It may be the case, for instance, that the employee did not see the e-mail until the following day during regular work hours, and only responded to it then. However, if the employee responds to the supervisor's e-mail outside of normal business hours, there is a record on the device that the employee read and drafted a work e-mail (and, in some cases, roughly how long it took the employee to do this if the response is immediate.) It would be hard to argue under these circumstances that the employer did not have actual or constructive knowledge that the work was being performed after hours when there is a documented e-mail exchange between the employee and her supervisor after hours recorded on the device.
What Is Compensable Time?
However, simply because a non-exempt employee reads or responds to a few work e-mails after hours, does not automatically mean the time is compensable. The employer has a few arguments available to it about why time spent by non-exempt employees reading and responding to work e-mails after hours should not be compensated.
First, the employer can argue, depending on the circumstances, that such time is merely “postliminary” or “preliminary” work. Under the FLSA, there is a principle that states generally that work performed before or after an employee's shift is not compensable if it is preliminary to or postliminary to the employee's principal job activity. For example, in the case of employees who are maintenance technicians performing a series of maintenance calls at customers' homes during the work day, time spent receiving, mapping and prioritizing jobs and routes for assignment before leaving their homes in the morning could be considered non-compensable preliminary work on the theory that it relates to the employees' commute and not their principal job activity. However, this is a very fact-intensive inquiry.

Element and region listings

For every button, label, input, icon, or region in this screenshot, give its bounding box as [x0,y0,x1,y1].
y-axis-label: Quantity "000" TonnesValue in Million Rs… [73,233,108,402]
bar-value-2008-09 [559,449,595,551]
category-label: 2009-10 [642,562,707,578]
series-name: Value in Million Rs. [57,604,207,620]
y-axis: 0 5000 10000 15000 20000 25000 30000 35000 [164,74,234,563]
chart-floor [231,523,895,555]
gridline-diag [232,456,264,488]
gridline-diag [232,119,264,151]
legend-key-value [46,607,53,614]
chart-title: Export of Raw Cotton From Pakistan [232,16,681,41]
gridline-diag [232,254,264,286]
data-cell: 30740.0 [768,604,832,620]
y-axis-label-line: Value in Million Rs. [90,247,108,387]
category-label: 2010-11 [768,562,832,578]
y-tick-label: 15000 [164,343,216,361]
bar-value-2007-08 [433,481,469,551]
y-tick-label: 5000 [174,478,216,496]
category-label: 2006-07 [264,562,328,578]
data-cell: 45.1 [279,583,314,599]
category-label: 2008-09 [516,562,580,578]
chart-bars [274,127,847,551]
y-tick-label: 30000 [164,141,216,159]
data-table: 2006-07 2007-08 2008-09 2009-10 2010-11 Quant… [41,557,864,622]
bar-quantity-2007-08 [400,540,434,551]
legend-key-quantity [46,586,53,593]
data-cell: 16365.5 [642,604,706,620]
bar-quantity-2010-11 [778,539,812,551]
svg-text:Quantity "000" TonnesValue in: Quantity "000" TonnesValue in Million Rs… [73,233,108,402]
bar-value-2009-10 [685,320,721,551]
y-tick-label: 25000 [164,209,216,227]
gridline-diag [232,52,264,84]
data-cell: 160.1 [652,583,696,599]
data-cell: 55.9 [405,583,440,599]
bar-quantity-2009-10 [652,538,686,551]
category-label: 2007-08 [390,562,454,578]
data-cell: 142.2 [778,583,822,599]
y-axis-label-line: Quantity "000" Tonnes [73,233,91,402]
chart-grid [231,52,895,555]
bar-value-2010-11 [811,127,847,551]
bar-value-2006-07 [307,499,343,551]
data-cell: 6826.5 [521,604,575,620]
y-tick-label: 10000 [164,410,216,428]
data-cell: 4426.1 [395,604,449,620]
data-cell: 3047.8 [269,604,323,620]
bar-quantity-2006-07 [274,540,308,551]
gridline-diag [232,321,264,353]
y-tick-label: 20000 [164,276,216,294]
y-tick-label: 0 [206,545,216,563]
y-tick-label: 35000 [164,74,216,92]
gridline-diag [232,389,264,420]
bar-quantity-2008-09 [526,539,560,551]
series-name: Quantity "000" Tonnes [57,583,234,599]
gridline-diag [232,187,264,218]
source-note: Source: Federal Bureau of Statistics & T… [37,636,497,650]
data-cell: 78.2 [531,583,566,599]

Written request:
Can you continue the passage on paying non-exempt employees for after-hours work e-mail, picking up right after its final sentence?

Response to this exercise:
Second, if the non-exempt employee only spends a few minutes reading or responding to e-mails after hours, the employer can argue that the time is non-compensable because it is “de minimis.” The idea is that, if the increment of time spent performing work is so small, it is not worth documenting, tracking or compensating. There is no hard and fast rule on what amount of time is considered de minimis. Many courts have indicated that it is 10 minutes or less. However, it is a tricky concept, as some courts will also look at the aggregate time spent by the employee over a period of time in determining whether the time spent is de minimis. For example, if the employee is e-mailing on her BlackBerry after hours for 10 minutes every day for a year, that would add up to a significant amount of time. Thus, the more regularly the employee works small amounts of overtime, the less likely the time spent will be considered de minimis. On the other hand, sporadic or irregular instances of small amounts of overtime would more likely be considered as such.
Avoiding Litigation
So what is an employer to do? The only definitive way to avoid potential litigation on the issue is not to give electronic handheld devices to non-exempt employees. However, if due to business needs, the benefit of giving electronic handheld devices to non-exempt employees outweighs the litigation risk, then there are a few steps an employer can take to minimize the risk of an adverse outcome if wage and hour litigation ensues.
1. Have a Policy in Place
This policy could address a number of issues that would limit the risk of providing electronic handheld devices to non-exempt employees. For example, it could require all non-exempt employees to record any time spent after hours reading and responding to work e-mails. The employer could also set a limit on the amount of time that non-exempt employees can spend reading and responding to e-mails outside of their regular shifts without advance approval. The policy can also provide that, even though employees will be paid for all overtime worked, if they exceed this limit without getting advance approval, they will be subject to discipline. In addition, the policy could include an affirmative statement that, simply because an employee is being given an electronic handheld device, this does not mean that he or she is “on call,” as some employees may become confused on this issue if they are asked to carry a company-issued electronic handheld device.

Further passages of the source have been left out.